------ GIVEN RECORDS

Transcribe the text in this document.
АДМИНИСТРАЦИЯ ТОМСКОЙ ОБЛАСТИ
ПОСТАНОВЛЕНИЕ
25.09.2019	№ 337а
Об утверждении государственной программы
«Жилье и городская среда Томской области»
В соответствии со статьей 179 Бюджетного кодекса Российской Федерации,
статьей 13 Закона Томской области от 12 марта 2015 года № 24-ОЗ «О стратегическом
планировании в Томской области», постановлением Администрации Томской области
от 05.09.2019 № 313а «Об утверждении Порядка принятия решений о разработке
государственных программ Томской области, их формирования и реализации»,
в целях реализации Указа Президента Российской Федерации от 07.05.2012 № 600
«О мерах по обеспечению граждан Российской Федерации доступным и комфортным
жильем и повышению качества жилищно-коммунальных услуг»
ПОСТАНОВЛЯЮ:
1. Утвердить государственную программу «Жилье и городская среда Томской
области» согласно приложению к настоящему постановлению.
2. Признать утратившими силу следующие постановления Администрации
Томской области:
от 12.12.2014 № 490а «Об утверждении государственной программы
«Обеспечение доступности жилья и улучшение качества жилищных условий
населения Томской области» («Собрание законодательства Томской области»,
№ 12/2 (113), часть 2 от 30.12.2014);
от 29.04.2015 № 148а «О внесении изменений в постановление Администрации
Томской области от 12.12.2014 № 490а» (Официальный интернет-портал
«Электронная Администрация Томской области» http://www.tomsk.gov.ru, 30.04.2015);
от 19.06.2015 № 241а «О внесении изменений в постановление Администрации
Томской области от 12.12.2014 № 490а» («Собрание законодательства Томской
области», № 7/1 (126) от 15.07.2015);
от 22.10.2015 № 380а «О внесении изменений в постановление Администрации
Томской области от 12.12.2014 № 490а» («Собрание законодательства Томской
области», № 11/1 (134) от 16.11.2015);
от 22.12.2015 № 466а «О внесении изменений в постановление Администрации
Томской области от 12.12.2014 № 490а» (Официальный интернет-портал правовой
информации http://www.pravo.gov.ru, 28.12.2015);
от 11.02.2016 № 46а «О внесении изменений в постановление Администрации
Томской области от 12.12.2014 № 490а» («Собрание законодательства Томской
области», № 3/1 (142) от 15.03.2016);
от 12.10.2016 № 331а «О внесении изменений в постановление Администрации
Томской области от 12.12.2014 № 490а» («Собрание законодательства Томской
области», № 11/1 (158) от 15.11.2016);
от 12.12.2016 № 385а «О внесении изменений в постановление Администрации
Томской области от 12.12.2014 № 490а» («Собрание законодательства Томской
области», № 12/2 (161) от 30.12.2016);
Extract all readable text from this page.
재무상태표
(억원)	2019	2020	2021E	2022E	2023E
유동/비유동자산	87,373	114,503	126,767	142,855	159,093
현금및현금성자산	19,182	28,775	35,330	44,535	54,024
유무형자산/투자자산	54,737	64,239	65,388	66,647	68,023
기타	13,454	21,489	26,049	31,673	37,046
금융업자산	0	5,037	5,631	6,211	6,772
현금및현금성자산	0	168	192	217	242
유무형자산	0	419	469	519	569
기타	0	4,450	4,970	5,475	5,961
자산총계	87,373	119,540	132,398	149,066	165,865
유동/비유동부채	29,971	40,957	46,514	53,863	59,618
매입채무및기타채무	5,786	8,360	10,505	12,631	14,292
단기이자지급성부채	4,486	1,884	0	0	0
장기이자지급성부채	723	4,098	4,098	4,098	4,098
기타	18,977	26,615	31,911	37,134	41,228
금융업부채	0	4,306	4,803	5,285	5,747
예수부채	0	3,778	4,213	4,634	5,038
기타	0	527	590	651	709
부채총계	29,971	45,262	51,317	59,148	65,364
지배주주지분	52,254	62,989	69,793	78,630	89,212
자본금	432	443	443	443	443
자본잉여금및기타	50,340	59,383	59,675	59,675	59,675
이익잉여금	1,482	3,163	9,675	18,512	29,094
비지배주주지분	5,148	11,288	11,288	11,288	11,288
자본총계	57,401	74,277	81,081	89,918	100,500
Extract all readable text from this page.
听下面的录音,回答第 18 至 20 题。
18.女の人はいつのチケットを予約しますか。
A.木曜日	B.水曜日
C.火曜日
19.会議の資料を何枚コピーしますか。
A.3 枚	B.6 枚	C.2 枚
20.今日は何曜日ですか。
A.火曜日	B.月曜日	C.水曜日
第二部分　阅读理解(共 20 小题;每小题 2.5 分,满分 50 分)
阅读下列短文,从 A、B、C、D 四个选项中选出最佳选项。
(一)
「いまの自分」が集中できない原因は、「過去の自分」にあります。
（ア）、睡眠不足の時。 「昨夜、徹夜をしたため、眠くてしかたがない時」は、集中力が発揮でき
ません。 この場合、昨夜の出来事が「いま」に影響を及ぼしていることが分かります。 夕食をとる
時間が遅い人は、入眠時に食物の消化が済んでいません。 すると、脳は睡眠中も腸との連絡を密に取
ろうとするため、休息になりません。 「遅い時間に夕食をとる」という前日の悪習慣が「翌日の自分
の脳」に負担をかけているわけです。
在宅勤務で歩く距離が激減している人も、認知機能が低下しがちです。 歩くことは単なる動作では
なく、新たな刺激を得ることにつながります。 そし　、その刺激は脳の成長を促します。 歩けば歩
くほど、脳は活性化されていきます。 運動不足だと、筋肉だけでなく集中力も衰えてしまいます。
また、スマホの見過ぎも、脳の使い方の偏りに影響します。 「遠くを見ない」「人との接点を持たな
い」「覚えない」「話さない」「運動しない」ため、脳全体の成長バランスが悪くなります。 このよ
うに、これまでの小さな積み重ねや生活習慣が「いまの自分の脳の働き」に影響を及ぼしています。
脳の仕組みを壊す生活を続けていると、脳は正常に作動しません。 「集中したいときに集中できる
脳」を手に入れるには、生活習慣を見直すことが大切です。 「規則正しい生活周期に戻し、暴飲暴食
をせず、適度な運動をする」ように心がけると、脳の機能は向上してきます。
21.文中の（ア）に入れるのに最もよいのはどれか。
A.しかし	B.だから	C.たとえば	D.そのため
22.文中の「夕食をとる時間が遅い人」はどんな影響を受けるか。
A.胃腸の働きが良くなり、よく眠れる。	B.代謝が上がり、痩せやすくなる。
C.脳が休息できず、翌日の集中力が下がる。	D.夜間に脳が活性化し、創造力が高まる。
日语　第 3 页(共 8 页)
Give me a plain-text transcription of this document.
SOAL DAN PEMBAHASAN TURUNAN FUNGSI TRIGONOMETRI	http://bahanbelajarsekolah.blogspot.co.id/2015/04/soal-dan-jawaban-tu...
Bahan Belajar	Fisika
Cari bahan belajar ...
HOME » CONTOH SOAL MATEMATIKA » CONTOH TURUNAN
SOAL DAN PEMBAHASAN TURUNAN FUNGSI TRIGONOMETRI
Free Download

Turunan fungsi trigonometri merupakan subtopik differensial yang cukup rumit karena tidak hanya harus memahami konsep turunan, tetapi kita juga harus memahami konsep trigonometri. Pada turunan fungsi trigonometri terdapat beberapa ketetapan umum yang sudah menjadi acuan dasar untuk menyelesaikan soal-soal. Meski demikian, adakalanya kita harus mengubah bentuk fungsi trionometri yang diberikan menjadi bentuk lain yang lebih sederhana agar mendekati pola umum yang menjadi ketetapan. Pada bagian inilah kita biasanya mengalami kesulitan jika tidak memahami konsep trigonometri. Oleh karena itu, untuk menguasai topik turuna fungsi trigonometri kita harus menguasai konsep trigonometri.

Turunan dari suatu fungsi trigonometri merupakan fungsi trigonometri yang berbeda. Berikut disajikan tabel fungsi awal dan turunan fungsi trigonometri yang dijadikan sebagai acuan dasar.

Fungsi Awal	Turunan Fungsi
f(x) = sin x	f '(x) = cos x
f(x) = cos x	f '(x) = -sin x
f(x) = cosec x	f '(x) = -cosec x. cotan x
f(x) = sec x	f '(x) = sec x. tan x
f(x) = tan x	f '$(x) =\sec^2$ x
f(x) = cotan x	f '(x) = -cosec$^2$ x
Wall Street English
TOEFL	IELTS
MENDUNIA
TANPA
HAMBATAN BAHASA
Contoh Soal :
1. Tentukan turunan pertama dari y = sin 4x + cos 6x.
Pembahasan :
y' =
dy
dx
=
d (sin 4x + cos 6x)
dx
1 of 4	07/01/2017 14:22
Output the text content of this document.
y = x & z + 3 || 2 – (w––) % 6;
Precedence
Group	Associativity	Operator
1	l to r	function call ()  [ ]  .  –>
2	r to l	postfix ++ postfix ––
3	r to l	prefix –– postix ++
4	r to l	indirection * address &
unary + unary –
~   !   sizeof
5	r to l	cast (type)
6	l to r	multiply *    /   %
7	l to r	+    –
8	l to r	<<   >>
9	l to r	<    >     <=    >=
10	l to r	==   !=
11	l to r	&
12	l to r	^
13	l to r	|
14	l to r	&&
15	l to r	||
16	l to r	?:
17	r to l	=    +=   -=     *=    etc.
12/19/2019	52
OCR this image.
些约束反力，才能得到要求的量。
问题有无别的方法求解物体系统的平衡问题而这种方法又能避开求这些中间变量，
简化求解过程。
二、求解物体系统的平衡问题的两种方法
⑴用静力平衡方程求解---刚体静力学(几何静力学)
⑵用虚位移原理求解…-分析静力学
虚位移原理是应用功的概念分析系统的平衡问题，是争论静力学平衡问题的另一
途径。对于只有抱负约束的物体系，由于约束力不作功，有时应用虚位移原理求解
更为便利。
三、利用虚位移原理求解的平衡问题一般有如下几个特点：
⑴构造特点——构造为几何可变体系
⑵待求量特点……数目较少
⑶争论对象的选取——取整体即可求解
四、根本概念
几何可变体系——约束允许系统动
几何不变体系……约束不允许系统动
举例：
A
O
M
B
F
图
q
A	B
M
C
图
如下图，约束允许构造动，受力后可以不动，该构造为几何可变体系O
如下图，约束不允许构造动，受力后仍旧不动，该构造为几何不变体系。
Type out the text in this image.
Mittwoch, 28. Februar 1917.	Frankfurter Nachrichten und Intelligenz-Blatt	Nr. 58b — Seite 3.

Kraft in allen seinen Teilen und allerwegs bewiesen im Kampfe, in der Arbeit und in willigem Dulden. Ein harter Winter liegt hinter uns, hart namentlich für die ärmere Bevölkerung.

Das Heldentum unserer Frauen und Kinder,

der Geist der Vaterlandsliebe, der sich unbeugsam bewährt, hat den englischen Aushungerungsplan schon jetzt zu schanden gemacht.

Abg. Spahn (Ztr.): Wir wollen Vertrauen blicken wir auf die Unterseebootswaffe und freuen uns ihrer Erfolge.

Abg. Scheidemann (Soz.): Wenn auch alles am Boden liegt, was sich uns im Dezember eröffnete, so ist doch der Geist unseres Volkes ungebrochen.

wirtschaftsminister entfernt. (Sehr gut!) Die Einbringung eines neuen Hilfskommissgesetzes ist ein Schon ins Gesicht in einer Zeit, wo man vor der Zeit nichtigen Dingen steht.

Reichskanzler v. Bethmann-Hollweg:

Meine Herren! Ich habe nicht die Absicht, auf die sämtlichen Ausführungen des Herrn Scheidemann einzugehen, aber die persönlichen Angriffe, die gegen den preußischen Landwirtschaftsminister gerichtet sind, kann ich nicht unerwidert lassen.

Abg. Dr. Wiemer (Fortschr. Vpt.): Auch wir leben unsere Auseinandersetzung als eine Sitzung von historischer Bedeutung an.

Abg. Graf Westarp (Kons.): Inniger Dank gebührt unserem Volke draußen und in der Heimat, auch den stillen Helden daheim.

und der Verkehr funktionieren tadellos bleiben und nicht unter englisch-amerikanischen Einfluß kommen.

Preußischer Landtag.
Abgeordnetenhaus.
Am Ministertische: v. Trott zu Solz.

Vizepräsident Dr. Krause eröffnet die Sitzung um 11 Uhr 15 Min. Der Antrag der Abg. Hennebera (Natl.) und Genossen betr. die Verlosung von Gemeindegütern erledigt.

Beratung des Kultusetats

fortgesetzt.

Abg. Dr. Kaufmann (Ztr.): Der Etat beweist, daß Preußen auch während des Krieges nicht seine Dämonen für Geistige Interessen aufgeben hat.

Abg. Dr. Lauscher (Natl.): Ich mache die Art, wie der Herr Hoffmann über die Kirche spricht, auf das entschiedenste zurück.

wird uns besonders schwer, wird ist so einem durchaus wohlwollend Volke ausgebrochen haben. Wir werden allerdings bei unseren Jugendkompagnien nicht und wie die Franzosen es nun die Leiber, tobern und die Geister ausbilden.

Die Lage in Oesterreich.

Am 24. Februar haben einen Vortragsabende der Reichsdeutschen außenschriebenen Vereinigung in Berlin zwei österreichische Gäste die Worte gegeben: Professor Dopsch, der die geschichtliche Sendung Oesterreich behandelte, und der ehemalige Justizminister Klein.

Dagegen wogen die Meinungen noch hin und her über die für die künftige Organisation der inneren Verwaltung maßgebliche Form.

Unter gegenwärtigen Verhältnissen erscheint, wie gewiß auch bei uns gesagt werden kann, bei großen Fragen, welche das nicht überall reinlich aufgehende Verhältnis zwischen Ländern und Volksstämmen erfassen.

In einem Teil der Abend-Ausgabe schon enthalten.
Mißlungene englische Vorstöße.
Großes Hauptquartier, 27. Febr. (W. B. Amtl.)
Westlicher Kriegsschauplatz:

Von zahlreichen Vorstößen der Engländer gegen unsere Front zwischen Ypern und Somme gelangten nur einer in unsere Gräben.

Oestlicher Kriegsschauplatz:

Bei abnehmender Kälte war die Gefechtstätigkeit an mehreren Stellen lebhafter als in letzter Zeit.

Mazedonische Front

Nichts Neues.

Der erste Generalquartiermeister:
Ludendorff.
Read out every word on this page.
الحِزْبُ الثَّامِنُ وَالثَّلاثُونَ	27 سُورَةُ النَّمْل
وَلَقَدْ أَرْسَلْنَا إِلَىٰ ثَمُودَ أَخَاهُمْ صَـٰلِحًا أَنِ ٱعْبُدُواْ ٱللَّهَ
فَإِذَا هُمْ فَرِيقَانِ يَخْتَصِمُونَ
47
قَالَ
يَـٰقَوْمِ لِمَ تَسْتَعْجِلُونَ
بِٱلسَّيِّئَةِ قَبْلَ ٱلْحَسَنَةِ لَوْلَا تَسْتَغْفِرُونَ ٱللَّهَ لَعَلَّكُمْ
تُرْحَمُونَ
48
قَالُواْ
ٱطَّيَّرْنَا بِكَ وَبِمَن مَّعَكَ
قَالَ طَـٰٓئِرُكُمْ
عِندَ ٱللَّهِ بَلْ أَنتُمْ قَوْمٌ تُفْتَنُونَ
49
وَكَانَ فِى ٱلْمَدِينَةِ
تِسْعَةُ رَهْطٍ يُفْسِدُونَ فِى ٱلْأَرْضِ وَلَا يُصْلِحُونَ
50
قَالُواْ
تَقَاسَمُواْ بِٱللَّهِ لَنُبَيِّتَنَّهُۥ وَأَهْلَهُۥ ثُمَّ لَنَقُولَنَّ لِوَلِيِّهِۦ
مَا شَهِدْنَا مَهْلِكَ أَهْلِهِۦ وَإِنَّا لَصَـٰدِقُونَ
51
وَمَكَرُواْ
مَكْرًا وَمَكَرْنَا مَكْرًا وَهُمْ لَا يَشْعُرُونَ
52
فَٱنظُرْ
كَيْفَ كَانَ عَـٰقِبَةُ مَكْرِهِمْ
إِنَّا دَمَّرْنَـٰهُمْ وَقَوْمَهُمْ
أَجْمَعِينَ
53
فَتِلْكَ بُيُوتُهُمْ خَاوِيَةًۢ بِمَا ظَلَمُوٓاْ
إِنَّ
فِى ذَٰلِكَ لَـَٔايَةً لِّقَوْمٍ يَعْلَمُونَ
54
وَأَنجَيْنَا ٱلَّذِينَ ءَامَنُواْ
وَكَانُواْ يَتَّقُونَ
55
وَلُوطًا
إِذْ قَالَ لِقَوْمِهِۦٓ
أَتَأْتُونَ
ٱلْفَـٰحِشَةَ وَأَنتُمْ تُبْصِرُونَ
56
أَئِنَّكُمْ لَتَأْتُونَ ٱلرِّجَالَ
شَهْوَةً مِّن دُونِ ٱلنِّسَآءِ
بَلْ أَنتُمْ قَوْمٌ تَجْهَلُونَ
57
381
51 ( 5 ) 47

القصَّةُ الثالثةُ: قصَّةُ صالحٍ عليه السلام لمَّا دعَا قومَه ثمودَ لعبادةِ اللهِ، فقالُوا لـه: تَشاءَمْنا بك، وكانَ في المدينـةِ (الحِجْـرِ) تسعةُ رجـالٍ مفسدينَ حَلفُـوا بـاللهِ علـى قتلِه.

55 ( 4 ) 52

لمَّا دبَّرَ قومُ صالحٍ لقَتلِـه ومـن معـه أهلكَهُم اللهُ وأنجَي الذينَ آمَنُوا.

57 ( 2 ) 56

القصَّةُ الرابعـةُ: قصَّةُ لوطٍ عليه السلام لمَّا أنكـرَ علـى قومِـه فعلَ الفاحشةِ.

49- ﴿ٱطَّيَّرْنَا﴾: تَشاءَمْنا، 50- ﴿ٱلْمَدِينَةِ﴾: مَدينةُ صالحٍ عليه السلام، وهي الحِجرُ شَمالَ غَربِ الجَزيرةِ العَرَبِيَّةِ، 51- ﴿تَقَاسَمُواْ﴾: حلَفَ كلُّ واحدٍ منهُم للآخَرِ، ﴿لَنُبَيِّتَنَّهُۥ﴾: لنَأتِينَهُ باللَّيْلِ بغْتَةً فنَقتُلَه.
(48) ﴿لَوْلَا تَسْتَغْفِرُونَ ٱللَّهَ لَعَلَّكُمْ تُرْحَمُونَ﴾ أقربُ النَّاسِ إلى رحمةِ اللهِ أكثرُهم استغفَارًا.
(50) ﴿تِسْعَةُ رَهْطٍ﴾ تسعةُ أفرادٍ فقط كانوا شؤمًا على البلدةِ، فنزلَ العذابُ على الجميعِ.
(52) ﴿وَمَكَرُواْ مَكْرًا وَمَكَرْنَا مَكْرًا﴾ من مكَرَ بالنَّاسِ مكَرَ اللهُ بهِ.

------------

=== TASK STATEMENT ===
In the records above, how many lines include the string "качества"? Answer with only the number.

=== SOLUTION TO THE PROBLEM ===
2